The exercise
Print the listing below exactly.

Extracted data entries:

• • • •

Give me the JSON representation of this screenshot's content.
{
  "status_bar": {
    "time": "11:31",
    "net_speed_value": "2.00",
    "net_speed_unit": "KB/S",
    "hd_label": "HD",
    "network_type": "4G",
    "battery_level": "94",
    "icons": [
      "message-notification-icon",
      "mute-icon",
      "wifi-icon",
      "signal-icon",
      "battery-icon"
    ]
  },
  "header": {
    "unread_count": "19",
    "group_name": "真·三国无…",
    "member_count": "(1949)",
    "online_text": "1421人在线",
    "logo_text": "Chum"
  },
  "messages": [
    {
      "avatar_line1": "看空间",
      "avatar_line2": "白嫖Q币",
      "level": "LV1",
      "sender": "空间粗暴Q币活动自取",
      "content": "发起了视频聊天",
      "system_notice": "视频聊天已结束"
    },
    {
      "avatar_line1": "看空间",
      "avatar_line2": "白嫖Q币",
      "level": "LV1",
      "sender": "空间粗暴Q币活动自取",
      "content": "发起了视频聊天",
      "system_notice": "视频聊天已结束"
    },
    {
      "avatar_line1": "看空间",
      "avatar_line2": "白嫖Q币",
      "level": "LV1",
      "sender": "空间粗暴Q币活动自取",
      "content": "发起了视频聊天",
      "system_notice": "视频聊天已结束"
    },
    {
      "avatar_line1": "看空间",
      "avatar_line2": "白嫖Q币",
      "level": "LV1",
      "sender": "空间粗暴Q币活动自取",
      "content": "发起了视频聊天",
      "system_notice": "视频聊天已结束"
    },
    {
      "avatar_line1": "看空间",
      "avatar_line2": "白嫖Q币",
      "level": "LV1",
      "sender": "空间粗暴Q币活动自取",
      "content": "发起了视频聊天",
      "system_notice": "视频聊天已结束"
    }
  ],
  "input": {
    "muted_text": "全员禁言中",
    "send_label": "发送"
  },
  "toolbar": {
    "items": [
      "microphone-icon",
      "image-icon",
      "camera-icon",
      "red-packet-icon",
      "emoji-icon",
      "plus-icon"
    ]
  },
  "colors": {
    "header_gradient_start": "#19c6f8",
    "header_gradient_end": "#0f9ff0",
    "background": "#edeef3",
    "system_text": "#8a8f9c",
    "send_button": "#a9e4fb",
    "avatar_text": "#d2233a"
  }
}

• • • •

Output for this task
Give me the JSON representation of this screenshot's content.
{
  "status_bar": {
    "time": "11:31",
    "net_speed_value": "2.00",
    "net_speed_unit": "KB/S",
    "hd_label": "HD",
    "network_type": "4G",
    "battery_level": "94",
    "icons": [
      "message-notification-icon",
      "mute-icon",
      "wifi-icon",
      "signal-icon",
      "battery-icon"
    ]
  },
  "header": {
    "unread_count": "19",
    "group_name": "真·三国无…",
    "member_count": "(1949)",
    "online_text": "1421人在线",
    "logo_text": "Chum"
  },
  "messages": [
    {
      "avatar_line1": "看空间",
      "avatar_line2": "白嫖Q币",
      "level": "LV1",
      "sender": "空间粗暴Q币活动自取",
      "content": "发起了视频聊天",
      "system_notice": "视频聊天已结束"
    },
    {
      "avatar_line1": "看空间",
      "avatar_line2": "白嫖Q币",
      "level": "LV1",
      "sender": "空间粗暴Q币活动自取",
      "content": "发起了视频聊天",
      "system_notice": "视频聊天已结束"
    },
    {
      "avatar_line1": "看空间",
      "avatar_line2": "白嫖Q币",
      "level": "LV1",
      "sender": "空间粗暴Q币活动自取",
      "content": "发起了视频聊天",
      "system_notice": "视频聊天已结束"
    },
    {
      "avatar_line1": "看空间",
      "avatar_line2": "白嫖Q币",
      "level": "LV1",
      "sender": "空间粗暴Q币活动自取",
      "content": "发起了视频聊天",
      "system_notice": "视频聊天已结束"
    },
    {
      "avatar_line1": "看空间",
      "avatar_line2": "白嫖Q币",
      "level": "LV1",
      "sender": "空间粗暴Q币活动自取",
      "content": "发起了视频聊天",
      "system_notice": "视频聊天已结束"
    }
  ],
  "input": {
    "muted_text": "全员禁言中",
    "send_label": "发送"
  },
  "toolbar": {
    "items": [
      "microphone-icon",
      "image-icon",
      "camera-icon",
      "red-packet-icon",
      "emoji-icon",
      "plus-icon"
    ]
  },
  "colors": {
    "header_gradient_start": "#19c6f8",
    "header_gradient_end": "#0f9ff0",
    "background": "#edeef3",
    "system_text": "#8a8f9c",
    "send_button": "#a9e4fb",
    "avatar_text": "#d2233a"
  }
}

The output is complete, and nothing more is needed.